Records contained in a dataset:
- - -
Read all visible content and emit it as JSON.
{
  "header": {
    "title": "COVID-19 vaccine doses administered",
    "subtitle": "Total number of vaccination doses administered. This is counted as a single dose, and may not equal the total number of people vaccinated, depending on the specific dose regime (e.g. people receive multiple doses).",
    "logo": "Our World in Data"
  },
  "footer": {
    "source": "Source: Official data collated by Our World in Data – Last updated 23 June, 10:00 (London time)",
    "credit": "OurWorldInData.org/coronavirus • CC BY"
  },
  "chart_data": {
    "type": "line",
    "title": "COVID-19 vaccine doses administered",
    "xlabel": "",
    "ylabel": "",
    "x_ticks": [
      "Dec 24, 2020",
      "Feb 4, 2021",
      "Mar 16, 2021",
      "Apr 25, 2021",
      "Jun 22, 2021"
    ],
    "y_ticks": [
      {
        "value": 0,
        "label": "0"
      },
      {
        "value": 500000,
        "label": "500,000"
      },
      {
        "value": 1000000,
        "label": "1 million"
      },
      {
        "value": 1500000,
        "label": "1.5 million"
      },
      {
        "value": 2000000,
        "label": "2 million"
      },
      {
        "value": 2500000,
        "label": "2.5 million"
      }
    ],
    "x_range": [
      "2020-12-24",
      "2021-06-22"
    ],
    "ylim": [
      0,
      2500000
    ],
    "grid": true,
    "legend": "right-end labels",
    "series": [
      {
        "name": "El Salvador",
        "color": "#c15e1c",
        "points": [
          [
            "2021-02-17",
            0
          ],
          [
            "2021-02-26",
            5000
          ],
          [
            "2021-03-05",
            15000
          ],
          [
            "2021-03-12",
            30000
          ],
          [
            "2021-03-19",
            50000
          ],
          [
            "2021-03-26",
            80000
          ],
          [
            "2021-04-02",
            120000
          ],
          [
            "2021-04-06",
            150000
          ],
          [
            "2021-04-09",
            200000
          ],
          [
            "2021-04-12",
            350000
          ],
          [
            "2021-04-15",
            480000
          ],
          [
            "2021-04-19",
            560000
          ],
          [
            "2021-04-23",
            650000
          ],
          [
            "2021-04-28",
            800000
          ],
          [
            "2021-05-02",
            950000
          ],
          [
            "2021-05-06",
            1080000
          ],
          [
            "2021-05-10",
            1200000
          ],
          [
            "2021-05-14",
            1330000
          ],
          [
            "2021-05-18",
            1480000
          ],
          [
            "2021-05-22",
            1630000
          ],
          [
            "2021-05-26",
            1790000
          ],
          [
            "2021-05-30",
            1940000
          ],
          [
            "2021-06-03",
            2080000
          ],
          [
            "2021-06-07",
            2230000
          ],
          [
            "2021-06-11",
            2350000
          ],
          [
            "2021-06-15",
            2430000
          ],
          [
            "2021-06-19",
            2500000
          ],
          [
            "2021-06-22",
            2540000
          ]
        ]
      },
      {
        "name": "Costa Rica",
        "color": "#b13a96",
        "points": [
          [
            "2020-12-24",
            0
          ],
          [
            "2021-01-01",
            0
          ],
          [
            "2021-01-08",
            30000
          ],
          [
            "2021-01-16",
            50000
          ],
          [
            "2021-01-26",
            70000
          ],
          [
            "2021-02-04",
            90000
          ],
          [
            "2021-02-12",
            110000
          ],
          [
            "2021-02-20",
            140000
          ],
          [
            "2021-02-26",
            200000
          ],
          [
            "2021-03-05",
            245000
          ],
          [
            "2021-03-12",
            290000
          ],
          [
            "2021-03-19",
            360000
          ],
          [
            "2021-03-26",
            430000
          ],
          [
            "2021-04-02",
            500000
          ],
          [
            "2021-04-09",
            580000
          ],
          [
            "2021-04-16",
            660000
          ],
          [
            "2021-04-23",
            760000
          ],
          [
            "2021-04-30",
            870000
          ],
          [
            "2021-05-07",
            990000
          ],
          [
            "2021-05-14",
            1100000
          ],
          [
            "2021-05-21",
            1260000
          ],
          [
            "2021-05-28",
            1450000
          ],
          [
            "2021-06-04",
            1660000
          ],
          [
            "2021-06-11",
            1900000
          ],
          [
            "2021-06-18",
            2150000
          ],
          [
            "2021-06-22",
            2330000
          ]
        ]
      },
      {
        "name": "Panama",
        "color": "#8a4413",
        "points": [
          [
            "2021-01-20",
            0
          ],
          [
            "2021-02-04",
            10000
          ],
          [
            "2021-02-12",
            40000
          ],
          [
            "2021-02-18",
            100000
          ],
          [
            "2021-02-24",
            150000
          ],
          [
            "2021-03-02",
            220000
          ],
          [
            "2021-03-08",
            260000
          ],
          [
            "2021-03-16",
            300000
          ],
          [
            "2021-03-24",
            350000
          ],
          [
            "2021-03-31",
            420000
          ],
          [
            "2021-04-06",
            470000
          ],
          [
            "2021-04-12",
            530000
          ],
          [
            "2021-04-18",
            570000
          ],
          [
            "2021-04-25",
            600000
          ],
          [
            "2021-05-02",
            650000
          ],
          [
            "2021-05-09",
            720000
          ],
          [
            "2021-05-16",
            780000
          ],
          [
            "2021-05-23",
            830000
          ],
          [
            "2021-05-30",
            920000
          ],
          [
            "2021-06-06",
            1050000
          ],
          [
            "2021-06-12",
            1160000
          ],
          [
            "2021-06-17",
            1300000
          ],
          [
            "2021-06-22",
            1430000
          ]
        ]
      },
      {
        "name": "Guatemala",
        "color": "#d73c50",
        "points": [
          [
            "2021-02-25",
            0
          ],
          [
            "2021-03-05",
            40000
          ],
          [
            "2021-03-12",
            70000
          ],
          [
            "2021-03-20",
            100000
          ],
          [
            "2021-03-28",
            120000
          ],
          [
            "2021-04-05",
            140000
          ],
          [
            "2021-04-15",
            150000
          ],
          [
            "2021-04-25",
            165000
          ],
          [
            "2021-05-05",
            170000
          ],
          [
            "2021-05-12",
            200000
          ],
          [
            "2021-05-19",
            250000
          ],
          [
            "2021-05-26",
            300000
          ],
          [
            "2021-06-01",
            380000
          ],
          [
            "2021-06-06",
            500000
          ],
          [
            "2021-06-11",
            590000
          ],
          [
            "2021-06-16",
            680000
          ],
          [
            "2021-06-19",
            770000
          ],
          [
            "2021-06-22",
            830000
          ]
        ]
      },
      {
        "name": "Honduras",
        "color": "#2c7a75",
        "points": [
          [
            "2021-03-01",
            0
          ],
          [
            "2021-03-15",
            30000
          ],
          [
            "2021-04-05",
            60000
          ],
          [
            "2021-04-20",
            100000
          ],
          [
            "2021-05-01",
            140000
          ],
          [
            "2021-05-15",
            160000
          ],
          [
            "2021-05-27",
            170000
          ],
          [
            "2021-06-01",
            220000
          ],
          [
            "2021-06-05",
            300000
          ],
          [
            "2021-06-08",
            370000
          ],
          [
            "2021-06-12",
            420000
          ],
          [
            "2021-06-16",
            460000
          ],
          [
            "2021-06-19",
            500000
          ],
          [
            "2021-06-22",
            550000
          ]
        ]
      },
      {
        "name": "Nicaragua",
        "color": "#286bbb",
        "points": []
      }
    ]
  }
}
- - -
Required work -
Every record must be returned exactly.

Finished task -
Read all visible content and emit it as JSON.
{
  "header": {
    "title": "COVID-19 vaccine doses administered",
    "subtitle": "Total number of vaccination doses administered. This is counted as a single dose, and may not equal the total number of people vaccinated, depending on the specific dose regime (e.g. people receive multiple doses).",
    "logo": "Our World in Data"
  },
  "footer": {
    "source": "Source: Official data collated by Our World in Data – Last updated 23 June, 10:00 (London time)",
    "credit": "OurWorldInData.org/coronavirus • CC BY"
  },
  "chart_data": {
    "type": "line",
    "title": "COVID-19 vaccine doses administered",
    "xlabel": "",
    "ylabel": "",
    "x_ticks": [
      "Dec 24, 2020",
      "Feb 4, 2021",
      "Mar 16, 2021",
      "Apr 25, 2021",
      "Jun 22, 2021"
    ],
    "y_ticks": [
      {
        "value": 0,
        "label": "0"
      },
      {
        "value": 500000,
        "label": "500,000"
      },
      {
        "value": 1000000,
        "label": "1 million"
      },
      {
        "value": 1500000,
        "label": "1.5 million"
      },
      {
        "value": 2000000,
        "label": "2 million"
      },
      {
        "value": 2500000,
        "label": "2.5 million"
      }
    ],
    "x_range": [
      "2020-12-24",
      "2021-06-22"
    ],
    "ylim": [
      0,
      2500000
    ],
    "grid": true,
    "legend": "right-end labels",
    "series": [
      {
        "name": "El Salvador",
        "color": "#c15e1c",
        "points": [
          [
            "2021-02-17",
            0
          ],
          [
            "2021-02-26",
            5000
          ],
          [
            "2021-03-05",
            15000
          ],
          [
            "2021-03-12",
            30000
          ],
          [
            "2021-03-19",
            50000
          ],
          [
            "2021-03-26",
            80000
          ],
          [
            "2021-04-02",
            120000
          ],
          [
            "2021-04-06",
            150000
          ],
          [
            "2021-04-09",
            200000
          ],
          [
            "2021-04-12",
            350000
          ],
          [
            "2021-04-15",
            480000
          ],
          [
            "2021-04-19",
            560000
          ],
          [
            "2021-04-23",
            650000
          ],
          [
            "2021-04-28",
            800000
          ],
          [
            "2021-05-02",
            950000
          ],
          [
            "2021-05-06",
            1080000
          ],
          [
            "2021-05-10",
            1200000
          ],
          [
            "2021-05-14",
            1330000
          ],
          [
            "2021-05-18",
            1480000
          ],
          [
            "2021-05-22",
            1630000
          ],
          [
            "2021-05-26",
            1790000
          ],
          [
            "2021-05-30",
            1940000
          ],
          [
            "2021-06-03",
            2080000
          ],
          [
            "2021-06-07",
            2230000
          ],
          [
            "2021-06-11",
            2350000
          ],
          [
            "2021-06-15",
            2430000
          ],
          [
            "2021-06-19",
            2500000
          ],
          [
            "2021-06-22",
            2540000
          ]
        ]
      },
      {
        "name": "Costa Rica",
        "color": "#b13a96",
        "points": [
          [
            "2020-12-24",
            0
          ],
          [
            "2021-01-01",
            0
          ],
          [
            "2021-01-08",
            30000
          ],
          [
            "2021-01-16",
            50000
          ],
          [
            "2021-01-26",
            70000
          ],
          [
            "2021-02-04",
            90000
          ],
          [
            "2021-02-12",
            110000
          ],
          [
            "2021-02-20",
            140000
          ],
          [
            "2021-02-26",
            200000
          ],
          [
            "2021-03-05",
            245000
          ],
          [
            "2021-03-12",
            290000
          ],
          [
            "2021-03-19",
            360000
          ],
          [
            "2021-03-26",
            430000
          ],
          [
            "2021-04-02",
            500000
          ],
          [
            "2021-04-09",
            580000
          ],
          [
            "2021-04-16",
            660000
          ],
          [
            "2021-04-23",
            760000
          ],
          [
            "2021-04-30",
            870000
          ],
          [
            "2021-05-07",
            990000
          ],
          [
            "2021-05-14",
            1100000
          ],
          [
            "2021-05-21",
            1260000
          ],
          [
            "2021-05-28",
            1450000
          ],
          [
            "2021-06-04",
            1660000
          ],
          [
            "2021-06-11",
            1900000
          ],
          [
            "2021-06-18",
            2150000
          ],
          [
            "2021-06-22",
            2330000
          ]
        ]
      },
      {
        "name": "Panama",
        "color": "#8a4413",
        "points": [
          [
            "2021-01-20",
            0
          ],
          [
            "2021-02-04",
            10000
          ],
          [
            "2021-02-12",
            40000
          ],
          [
            "2021-02-18",
            100000
          ],
          [
            "2021-02-24",
            150000
          ],
          [
            "2021-03-02",
            220000
          ],
          [
            "2021-03-08",
            260000
          ],
          [
            "2021-03-16",
            300000
          ],
          [
            "2021-03-24",
            350000
          ],
          [
            "2021-03-31",
            420000
          ],
          [
            "2021-04-06",
            470000
          ],
          [
            "2021-04-12",
            530000
          ],
          [
            "2021-04-18",
            570000
          ],
          [
            "2021-04-25",
            600000
          ],
          [
            "2021-05-02",
            650000
          ],
          [
            "2021-05-09",
            720000
          ],
          [
            "2021-05-16",
            780000
          ],
          [
            "2021-05-23",
            830000
          ],
          [
            "2021-05-30",
            920000
          ],
          [
            "2021-06-06",
            1050000
          ],
          [
            "2021-06-12",
            1160000
          ],
          [
            "2021-06-17",
            1300000
          ],
          [
            "2021-06-22",
            1430000
          ]
        ]
      },
      {
        "name": "Guatemala",
        "color": "#d73c50",
        "points": [
          [
            "2021-02-25",
            0
          ],
          [
            "2021-03-05",
            40000
          ],
          [
            "2021-03-12",
            70000
          ],
          [
            "2021-03-20",
            100000
          ],
          [
            "2021-03-28",
            120000
          ],
          [
            "2021-04-05",
            140000
          ],
          [
            "2021-04-15",
            150000
          ],
          [
            "2021-04-25",
            165000
          ],
          [
            "2021-05-05",
            170000
          ],
          [
            "2021-05-12",
            200000
          ],
          [
            "2021-05-19",
            250000
          ],
          [
            "2021-05-26",
            300000
          ],
          [
            "2021-06-01",
            380000
          ],
          [
            "2021-06-06",
            500000
          ],
          [
            "2021-06-11",
            590000
          ],
          [
            "2021-06-16",
            680000
          ],
          [
            "2021-06-19",
            770000
          ],
          [
            "2021-06-22",
            830000
          ]
        ]
      },
      {
        "name": "Honduras",
        "color": "#2c7a75",
        "points": [
          [
            "2021-03-01",
            0
          ],
          [
            "2021-03-15",
            30000
          ],
          [
            "2021-04-05",
            60000
          ],
          [
            "2021-04-20",
            100000
          ],
          [
            "2021-05-01",
            140000
          ],
          [
            "2021-05-15",
            160000
          ],
          [
            "2021-05-27",
            170000
          ],
          [
            "2021-06-01",
            220000
          ],
          [
            "2021-06-05",
            300000
          ],
          [
            "2021-06-08",
            370000
          ],
          [
            "2021-06-12",
            420000
          ],
          [
            "2021-06-16",
            460000
          ],
          [
            "2021-06-19",
            500000
          ],
          [
            "2021-06-22",
            550000
          ]
        ]
      },
      {
        "name": "Nicaragua",
        "color": "#286bbb",
        "points": []
      }
    ]
  }
}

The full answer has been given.